Reproduce the following material exactly, including every line.

[Rows from a figure dataset]
■ ■ ■
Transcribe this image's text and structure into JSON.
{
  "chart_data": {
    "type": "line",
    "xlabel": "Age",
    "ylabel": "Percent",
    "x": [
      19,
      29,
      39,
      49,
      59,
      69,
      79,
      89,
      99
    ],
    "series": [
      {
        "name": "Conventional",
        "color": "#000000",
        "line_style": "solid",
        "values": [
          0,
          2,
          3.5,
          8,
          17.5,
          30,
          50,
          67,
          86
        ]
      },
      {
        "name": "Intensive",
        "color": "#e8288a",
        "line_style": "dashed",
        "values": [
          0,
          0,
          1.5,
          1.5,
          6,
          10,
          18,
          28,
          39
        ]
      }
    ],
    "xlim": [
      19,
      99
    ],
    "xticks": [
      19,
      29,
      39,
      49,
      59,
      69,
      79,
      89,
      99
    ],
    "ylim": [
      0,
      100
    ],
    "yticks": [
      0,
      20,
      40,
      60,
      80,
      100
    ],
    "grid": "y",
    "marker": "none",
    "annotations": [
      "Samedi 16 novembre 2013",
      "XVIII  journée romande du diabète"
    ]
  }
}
■ ■ ■
◆ Final result
Transcribe this image's text and structure into JSON.
{
  "chart_data": {
    "type": "line",
    "xlabel": "Age",
    "ylabel": "Percent",
    "x": [
      19,
      29,
      39,
      49,
      59,
      69,
      79,
      89,
      99
    ],
    "series": [
      {
        "name": "Conventional",
        "color": "#000000",
        "line_style": "solid",
        "values": [
          0,
          2,
          3.5,
          8,
          17.5,
          30,
          50,
          67,
          86
        ]
      },
      {
        "name": "Intensive",
        "color": "#e8288a",
        "line_style": "dashed",
        "values": [
          0,
          0,
          1.5,
          1.5,
          6,
          10,
          18,
          28,
          39
        ]
      }
    ],
    "xlim": [
      19,
      99
    ],
    "xticks": [
      19,
      29,
      39,
      49,
      59,
      69,
      79,
      89,
      99
    ],
    "ylim": [
      0,
      100
    ],
    "yticks": [
      0,
      20,
      40,
      60,
      80,
      100
    ],
    "grid": "y",
    "marker": "none",
    "annotations": [
      "Samedi 16 novembre 2013",
      "XVIII  journée romande du diabète"
    ]
  }
}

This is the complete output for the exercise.